Give back the whole listing exactly as shown.

==== PROVIDED DATA

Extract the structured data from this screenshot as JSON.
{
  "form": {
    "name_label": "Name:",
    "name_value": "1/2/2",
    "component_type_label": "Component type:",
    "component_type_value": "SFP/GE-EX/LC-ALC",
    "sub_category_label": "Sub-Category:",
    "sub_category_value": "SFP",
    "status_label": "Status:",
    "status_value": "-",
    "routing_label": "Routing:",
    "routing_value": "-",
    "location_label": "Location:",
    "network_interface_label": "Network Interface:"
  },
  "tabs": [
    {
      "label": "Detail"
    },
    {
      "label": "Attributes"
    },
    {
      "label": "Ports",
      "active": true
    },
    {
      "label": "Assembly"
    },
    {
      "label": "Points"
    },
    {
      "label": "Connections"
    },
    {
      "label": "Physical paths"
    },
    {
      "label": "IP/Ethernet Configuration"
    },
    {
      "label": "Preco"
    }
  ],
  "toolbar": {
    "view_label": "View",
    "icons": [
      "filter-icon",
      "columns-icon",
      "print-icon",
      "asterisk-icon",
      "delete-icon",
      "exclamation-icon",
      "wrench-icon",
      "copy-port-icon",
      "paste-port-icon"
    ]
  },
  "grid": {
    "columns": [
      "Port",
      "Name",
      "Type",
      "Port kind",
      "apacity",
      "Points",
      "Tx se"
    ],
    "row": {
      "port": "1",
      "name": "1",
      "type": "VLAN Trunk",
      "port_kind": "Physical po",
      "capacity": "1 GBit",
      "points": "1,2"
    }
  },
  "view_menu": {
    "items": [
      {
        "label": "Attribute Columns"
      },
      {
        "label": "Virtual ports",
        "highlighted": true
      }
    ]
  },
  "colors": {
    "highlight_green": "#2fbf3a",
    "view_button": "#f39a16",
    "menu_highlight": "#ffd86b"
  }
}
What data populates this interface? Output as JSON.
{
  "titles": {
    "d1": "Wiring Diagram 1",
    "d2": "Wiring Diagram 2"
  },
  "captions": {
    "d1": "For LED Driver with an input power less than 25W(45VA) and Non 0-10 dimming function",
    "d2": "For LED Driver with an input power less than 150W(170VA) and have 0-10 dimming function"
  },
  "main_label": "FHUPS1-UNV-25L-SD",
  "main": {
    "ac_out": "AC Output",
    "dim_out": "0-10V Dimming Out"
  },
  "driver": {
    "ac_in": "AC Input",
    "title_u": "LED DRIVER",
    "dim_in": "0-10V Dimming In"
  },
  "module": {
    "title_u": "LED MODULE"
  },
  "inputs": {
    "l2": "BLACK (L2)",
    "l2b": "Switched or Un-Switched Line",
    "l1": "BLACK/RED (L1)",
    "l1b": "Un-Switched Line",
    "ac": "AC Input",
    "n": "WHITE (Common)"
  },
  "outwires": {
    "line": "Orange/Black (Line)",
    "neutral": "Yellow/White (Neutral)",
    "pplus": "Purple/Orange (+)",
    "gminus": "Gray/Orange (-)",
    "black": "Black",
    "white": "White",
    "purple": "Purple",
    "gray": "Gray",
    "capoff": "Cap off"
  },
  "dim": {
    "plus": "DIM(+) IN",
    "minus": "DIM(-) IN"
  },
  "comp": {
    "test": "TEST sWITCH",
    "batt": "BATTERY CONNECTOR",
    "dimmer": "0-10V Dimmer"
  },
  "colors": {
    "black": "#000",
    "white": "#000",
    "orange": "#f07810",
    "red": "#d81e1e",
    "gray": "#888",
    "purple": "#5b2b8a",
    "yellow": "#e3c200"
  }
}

========

▶ _CORRECT RESPONSE_:
Extract the structured data from this screenshot as JSON.
{
  "form": {
    "name_label": "Name:",
    "name_value": "1/2/2",
    "component_type_label": "Component type:",
    "component_type_value": "SFP/GE-EX/LC-ALC",
    "sub_category_label": "Sub-Category:",
    "sub_category_value": "SFP",
    "status_label": "Status:",
    "status_value": "-",
    "routing_label": "Routing:",
    "routing_value": "-",
    "location_label": "Location:",
    "network_interface_label": "Network Interface:"
  },
  "tabs": [
    {
      "label": "Detail"
    },
    {
      "label": "Attributes"
    },
    {
      "label": "Ports",
      "active": true
    },
    {
      "label": "Assembly"
    },
    {
      "label": "Points"
    },
    {
      "label": "Connections"
    },
    {
      "label": "Physical paths"
    },
    {
      "label": "IP/Ethernet Configuration"
    },
    {
      "label": "Preco"
    }
  ],
  "toolbar": {
    "view_label": "View",
    "icons": [
      "filter-icon",
      "columns-icon",
      "print-icon",
      "asterisk-icon",
      "delete-icon",
      "exclamation-icon",
      "wrench-icon",
      "copy-port-icon",
      "paste-port-icon"
    ]
  },
  "grid": {
    "columns": [
      "Port",
      "Name",
      "Type",
      "Port kind",
      "apacity",
      "Points",
      "Tx se"
    ],
    "row": {
      "port": "1",
      "name": "1",
      "type": "VLAN Trunk",
      "port_kind": "Physical po",
      "capacity": "1 GBit",
      "points": "1,2"
    }
  },
  "view_menu": {
    "items": [
      {
        "label": "Attribute Columns"
      },
      {
        "label": "Virtual ports",
        "highlighted": true
      }
    ]
  },
  "colors": {
    "highlight_green": "#2fbf3a",
    "view_button": "#f39a16",
    "menu_highlight": "#ffd86b"
  }
}
What data populates this interface? Output as JSON.
{
  "titles": {
    "d1": "Wiring Diagram 1",
    "d2": "Wiring Diagram 2"
  },
  "captions": {
    "d1": "For LED Driver with an input power less than 25W(45VA) and Non 0-10 dimming function",
    "d2": "For LED Driver with an input power less than 150W(170VA) and have 0-10 dimming function"
  },
  "main_label": "FHUPS1-UNV-25L-SD",
  "main": {
    "ac_out": "AC Output",
    "dim_out": "0-10V Dimming Out"
  },
  "driver": {
    "ac_in": "AC Input",
    "title_u": "LED DRIVER",
    "dim_in": "0-10V Dimming In"
  },
  "module": {
    "title_u": "LED MODULE"
  },
  "inputs": {
    "l2": "BLACK (L2)",
    "l2b": "Switched or Un-Switched Line",
    "l1": "BLACK/RED (L1)",
    "l1b": "Un-Switched Line",
    "ac": "AC Input",
    "n": "WHITE (Common)"
  },
  "outwires": {
    "line": "Orange/Black (Line)",
    "neutral": "Yellow/White (Neutral)",
    "pplus": "Purple/Orange (+)",
    "gminus": "Gray/Orange (-)",
    "black": "Black",
    "white": "White",
    "purple": "Purple",
    "gray": "Gray",
    "capoff": "Cap off"
  },
  "dim": {
    "plus": "DIM(+) IN",
    "minus": "DIM(-) IN"
  },
  "comp": {
    "test": "TEST sWITCH",
    "batt": "BATTERY CONNECTOR",
    "dimmer": "0-10V Dimmer"
  },
  "colors": {
    "black": "#000",
    "white": "#000",
    "orange": "#f07810",
    "red": "#d81e1e",
    "gray": "#888",
    "purple": "#5b2b8a",
    "yellow": "#e3c200"
  }
}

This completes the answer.